Problem to solve -> Set out as a Markdown table with the columns Row and Line the lines of the material starting at the one containing "reply-button[interactable]: Ответить [690, 382, 745, 396]" and ending at the one containing "view-replies-button[interactable]: Посмотреть ответы (14)", numbering each row and omitting blank lines.

#### Provided data ####

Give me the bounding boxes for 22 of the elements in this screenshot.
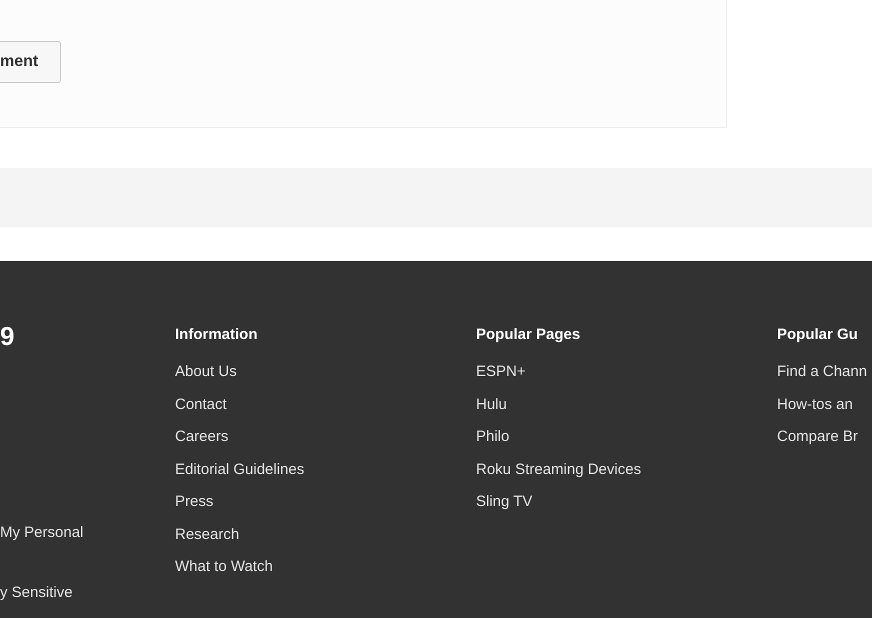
footer-link[interactable]: Compare Br <box>777 427 858 447</box>
footer-link[interactable]: Contact <box>175 394 227 414</box>
footer-link[interactable]: Press <box>175 492 214 512</box>
footer-link[interactable]: ESPN+ <box>476 362 526 382</box>
column-heading: Popular Gu <box>777 325 858 345</box>
logo-text: 9 <box>0 321 14 351</box>
footer-link[interactable]: My Personal <box>0 523 84 543</box>
column-heading: Popular Pages <box>476 325 580 345</box>
footer-link[interactable]: Hulu <box>476 394 507 414</box>
footer-link[interactable]: How-tos an <box>777 394 853 414</box>
column-heading: Information <box>175 325 258 345</box>
footer-link[interactable]: Sling TV <box>476 492 532 512</box>
footer-link[interactable]: y Sensitive <box>0 583 73 603</box>
footer-link[interactable]: Roku Streaming Devices <box>476 460 642 480</box>
footer-link[interactable]: Editorial Guidelines <box>175 460 304 480</box>
footer-link[interactable]: Find a Chann <box>777 362 868 382</box>
footer-link[interactable]: Careers <box>175 427 228 447</box>
footer-link[interactable]: What to Watch <box>175 557 273 577</box>
footer-link[interactable]: Research <box>175 524 240 544</box>
submit-comment-button[interactable]: ment <box>0 41 61 83</box>
footer-link[interactable]: About Us <box>175 362 237 382</box>
footer-link[interactable]: Philo <box>476 427 510 447</box>
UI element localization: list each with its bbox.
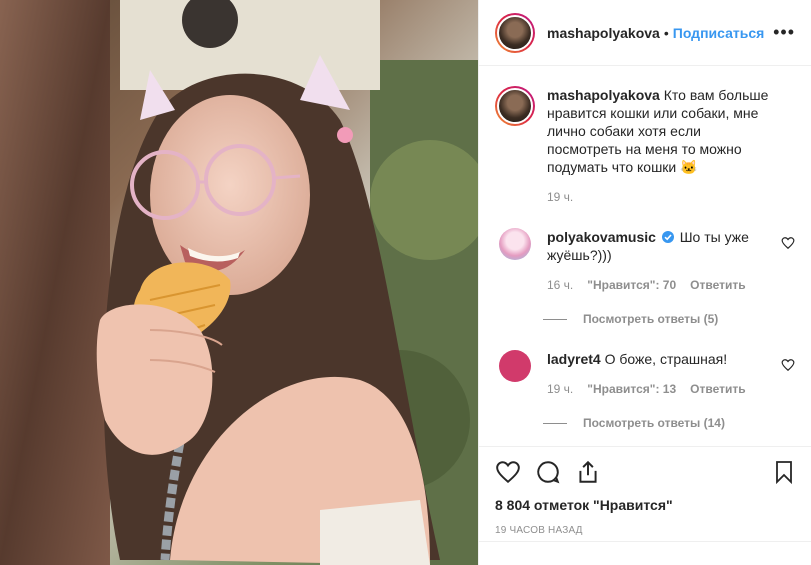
reply-button[interactable]: Ответить [690, 382, 745, 396]
replies-divider [543, 422, 567, 424]
comment-username[interactable]: polyakovamusic [547, 229, 656, 245]
bookmark-icon[interactable] [756, 452, 796, 492]
view-replies-button[interactable]: Посмотреть ответы (14) [543, 416, 795, 430]
verified-icon [661, 231, 674, 243]
comment-time[interactable]: 19 ч. [547, 382, 573, 396]
follow-button[interactable]: Подписаться [673, 25, 765, 41]
heart-icon[interactable] [495, 452, 535, 492]
instagram-post-modal: mashapolyakova • Подписаться ••• mashapo… [0, 0, 811, 565]
comment-like-icon[interactable] [781, 236, 795, 250]
view-replies-button[interactable]: Посмотреть ответы (5) [543, 312, 795, 326]
post-sidebar: mashapolyakova • Подписаться ••• mashapo… [478, 0, 811, 565]
add-comment-area[interactable] [479, 541, 811, 565]
comment-icon[interactable] [535, 452, 575, 492]
more-icon[interactable]: ••• [773, 22, 795, 43]
likes-count[interactable]: 8 804 отметок "Нравится" [495, 497, 796, 513]
comment-body: polyakovamusic Шо ты уже жуёшь?))) 16 ч.… [547, 228, 767, 292]
view-replies-label: Посмотреть ответы (5) [583, 312, 719, 326]
caption-time[interactable]: 19 ч. [547, 190, 795, 204]
post-actions: 8 804 отметок "Нравится" 19 ЧАСОВ НАЗАД [479, 446, 811, 536]
comment-meta: 16 ч. "Нравится": 70 Ответить [547, 278, 767, 292]
author-username[interactable]: mashapolyakova [547, 25, 660, 41]
share-icon[interactable] [575, 452, 615, 492]
separator-dot: • [663, 24, 669, 41]
author-avatar[interactable] [495, 12, 535, 53]
view-replies-label: Посмотреть ответы (14) [583, 416, 725, 430]
comments-list: mashapolyakova Кто вам больше нравится к… [479, 66, 811, 444]
caption: mashapolyakova Кто вам больше нравится к… [495, 86, 795, 176]
comment-avatar[interactable] [499, 228, 531, 260]
comment-time[interactable]: 16 ч. [547, 278, 573, 292]
action-icons [495, 447, 796, 497]
posted-time[interactable]: 19 ЧАСОВ НАЗАД [495, 525, 796, 536]
comment-meta: 19 ч. "Нравится": 13 Ответить [547, 382, 767, 396]
caption-text-block: mashapolyakova Кто вам больше нравится к… [547, 86, 772, 176]
comment-item: polyakovamusic Шо ты уже жуёшь?))) 16 ч.… [495, 228, 795, 292]
comment-avatar[interactable] [499, 350, 531, 382]
replies-divider [543, 318, 567, 320]
comment-likes[interactable]: "Нравится": 70 [587, 278, 676, 292]
comment-username[interactable]: ladyret4 [547, 351, 601, 367]
caption-avatar[interactable] [495, 86, 535, 126]
comment-likes[interactable]: "Нравится": 13 [587, 382, 676, 396]
post-header: mashapolyakova • Подписаться ••• [479, 0, 811, 66]
reply-button[interactable]: Ответить [690, 278, 745, 292]
photo-illustration [0, 0, 478, 565]
comment-item: ladyret4 О боже, страшная! 19 ч. "Нравит… [495, 350, 795, 396]
comment-like-icon[interactable] [781, 358, 795, 372]
comment-text: О боже, страшная! [604, 351, 728, 367]
comment-body: ladyret4 О боже, страшная! 19 ч. "Нравит… [547, 350, 767, 396]
caption-username[interactable]: mashapolyakova [547, 87, 660, 103]
post-photo[interactable] [0, 0, 478, 565]
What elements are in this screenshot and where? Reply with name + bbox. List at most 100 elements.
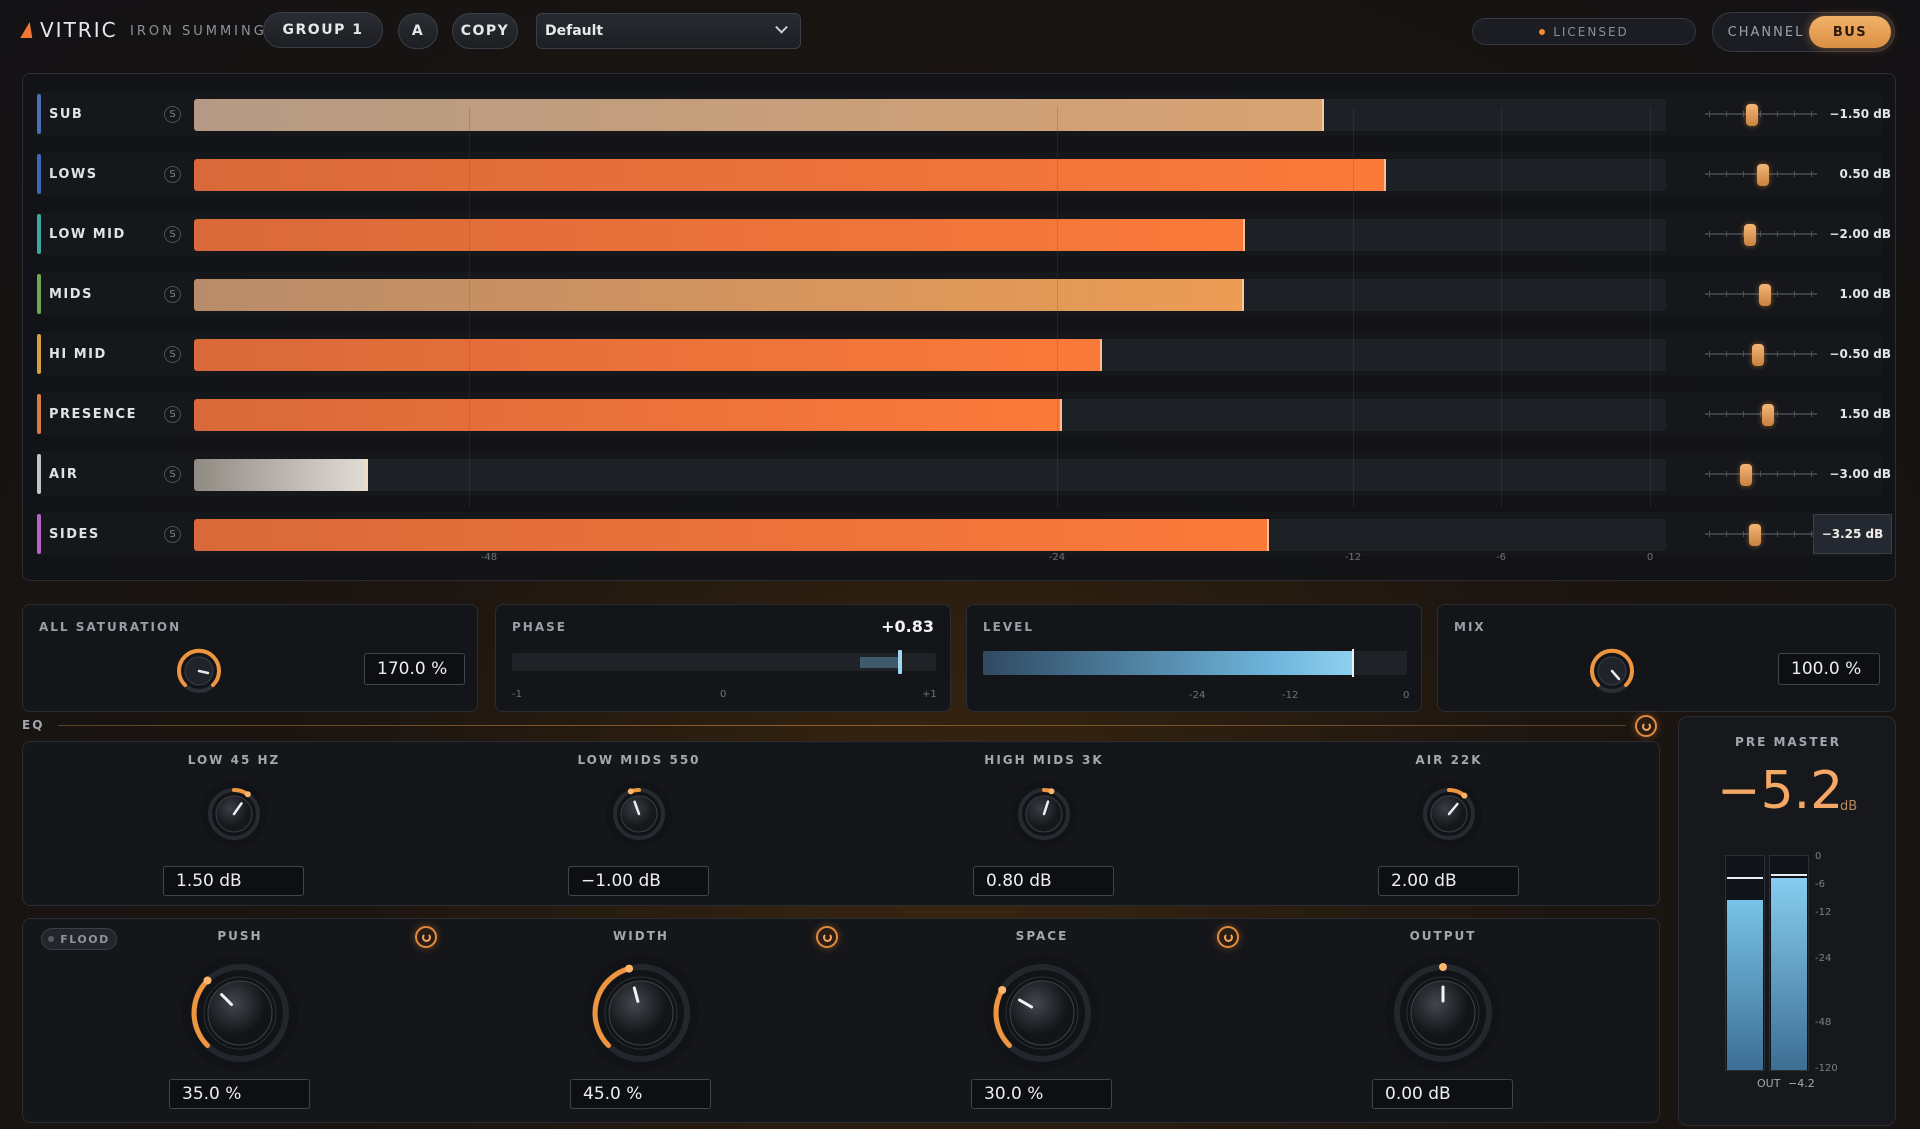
all-saturation-knob[interactable]: [171, 643, 227, 699]
flood-toggle[interactable]: FLOOD: [41, 928, 117, 950]
band-gain-value[interactable]: −0.50 dB: [1813, 332, 1891, 376]
band-meter[interactable]: [194, 279, 1666, 311]
band-gain-thumb[interactable]: [1749, 524, 1761, 546]
eq-knob[interactable]: [198, 778, 270, 850]
band-gain-slider[interactable]: [1705, 473, 1817, 475]
macro-power-button[interactable]: [415, 926, 437, 948]
band-gain-slider[interactable]: [1705, 533, 1817, 535]
band-meter[interactable]: [194, 399, 1666, 431]
solo-button[interactable]: S: [164, 286, 181, 303]
flood-led-icon: [48, 936, 55, 942]
macro-value[interactable]: 30.0 %: [971, 1079, 1112, 1109]
phase-thumb[interactable]: [898, 650, 902, 674]
scale-label: -24: [1048, 552, 1066, 563]
solo-button[interactable]: S: [164, 526, 181, 543]
power-icon: [1223, 932, 1233, 942]
slider-tick: [1726, 171, 1727, 177]
eq-power-button[interactable]: [1635, 715, 1657, 737]
band-gain-thumb[interactable]: [1740, 464, 1752, 486]
band-gain-value[interactable]: −1.50 dB: [1813, 92, 1891, 136]
macro-knob[interactable]: [1381, 951, 1505, 1075]
solo-button[interactable]: S: [164, 406, 181, 423]
solo-button[interactable]: S: [164, 106, 181, 123]
flame-icon: [20, 22, 36, 38]
eq-band-value[interactable]: −1.00 dB: [568, 866, 709, 896]
band-gain-value[interactable]: −3.25 dB: [1813, 514, 1892, 554]
band-gain-value[interactable]: 1.50 dB: [1813, 392, 1891, 436]
band-gain-thumb[interactable]: [1762, 404, 1774, 426]
mode-channel-button[interactable]: CHANNEL: [1723, 13, 1809, 51]
grid-line: [1353, 107, 1354, 507]
macro-value[interactable]: 35.0 %: [169, 1079, 310, 1109]
eq-band-value[interactable]: 1.50 dB: [163, 866, 304, 896]
all-saturation-value[interactable]: 170.0 %: [364, 653, 465, 685]
preset-dropdown[interactable]: Default: [536, 13, 801, 49]
band-meter-fill: [194, 279, 1244, 311]
level-label: LEVEL: [983, 620, 1034, 634]
band-gain-thumb[interactable]: [1759, 284, 1771, 306]
solo-button[interactable]: S: [164, 346, 181, 363]
macro-power-button[interactable]: [1217, 926, 1239, 948]
mix-knob[interactable]: [1584, 643, 1640, 699]
slider-tick: [1709, 291, 1710, 297]
band-meter[interactable]: [194, 159, 1666, 191]
band-gain-value[interactable]: 0.50 dB: [1813, 152, 1891, 196]
band-gain-slider[interactable]: [1705, 413, 1817, 415]
slider-tick: [1709, 411, 1710, 417]
band-meter-fill: [194, 219, 1245, 251]
pre-master-label: PRE MASTER: [1735, 735, 1841, 749]
band-gain-slider[interactable]: [1705, 233, 1817, 235]
eq-knob[interactable]: [1413, 778, 1485, 850]
macro-knob[interactable]: [178, 951, 302, 1075]
band-meter[interactable]: [194, 339, 1666, 371]
slider-tick: [1777, 111, 1778, 117]
macro-value[interactable]: 45.0 %: [570, 1079, 711, 1109]
mix-value[interactable]: 100.0 %: [1778, 653, 1880, 685]
eq-band-value[interactable]: 2.00 dB: [1378, 866, 1519, 896]
slider-tick: [1709, 111, 1710, 117]
power-icon: [1641, 721, 1651, 731]
grid-line: [1650, 107, 1651, 507]
pre-master-panel: PRE MASTER −5.2 dB 0 -6 -12 -24 -48 -120 OUT …: [1678, 716, 1896, 1126]
macro-knob[interactable]: [579, 951, 703, 1075]
mode-switch[interactable]: CHANNEL BUS: [1712, 12, 1895, 52]
eq-knob[interactable]: [603, 778, 675, 850]
copy-button[interactable]: COPY: [452, 13, 518, 49]
band-gain-slider[interactable]: [1705, 113, 1817, 115]
slider-tick: [1794, 351, 1795, 357]
band-gain-thumb[interactable]: [1746, 104, 1758, 126]
band-meter[interactable]: [194, 219, 1666, 251]
slider-tick: [1709, 471, 1710, 477]
mode-bus-button[interactable]: BUS: [1809, 16, 1891, 48]
phase-slider[interactable]: [512, 650, 936, 674]
solo-button[interactable]: S: [164, 166, 181, 183]
solo-button[interactable]: S: [164, 226, 181, 243]
slider-tick: [1777, 531, 1778, 537]
meter-left-fill: [1727, 900, 1763, 1070]
group-button[interactable]: GROUP 1: [263, 12, 383, 48]
eq-knob[interactable]: [1008, 778, 1080, 850]
band-accent: [37, 454, 41, 494]
macro-power-button[interactable]: [816, 926, 838, 948]
slider-tick: [1794, 231, 1795, 237]
solo-button[interactable]: S: [164, 466, 181, 483]
level-meter[interactable]: [983, 649, 1407, 677]
band-meter[interactable]: [194, 519, 1666, 551]
band-gain-value[interactable]: −3.00 dB: [1813, 452, 1891, 496]
eq-band-value[interactable]: 0.80 dB: [973, 866, 1114, 896]
band-meter[interactable]: [194, 99, 1666, 131]
band-gain-value[interactable]: −2.00 dB: [1813, 212, 1891, 256]
slider-tick: [1811, 291, 1812, 297]
macro-knob[interactable]: [980, 951, 1104, 1075]
pre-master-unit: dB: [1840, 799, 1858, 814]
band-gain-value[interactable]: 1.00 dB: [1813, 272, 1891, 316]
slider-tick: [1709, 351, 1710, 357]
band-gain-thumb[interactable]: [1752, 344, 1764, 366]
macro-value[interactable]: 0.00 dB: [1372, 1079, 1513, 1109]
band-gain-thumb[interactable]: [1757, 164, 1769, 186]
band-meter[interactable]: [194, 459, 1666, 491]
band-name: HI MID: [49, 346, 107, 362]
ab-button[interactable]: A: [398, 13, 438, 49]
band-gain-thumb[interactable]: [1744, 224, 1756, 246]
pre-master-value: −5.2: [1717, 761, 1844, 821]
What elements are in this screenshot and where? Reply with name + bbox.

####

Answer to the problem ->
| Row | Line |
|---|---|
| 1 | reply-button[interactable]: Ответить [690, 382, 745, 396] |
| 2 | replies-divider [543, 422, 567, 424] |
| 3 | comment-username[interactable]: polyakovamusic [547, 229, 656, 245] |
| 4 | bookmark-icon[interactable] [756, 452, 796, 492] |
| 5 | view-replies-button[interactable]: Посмотреть ответы (14) [543, 416, 795, 430] |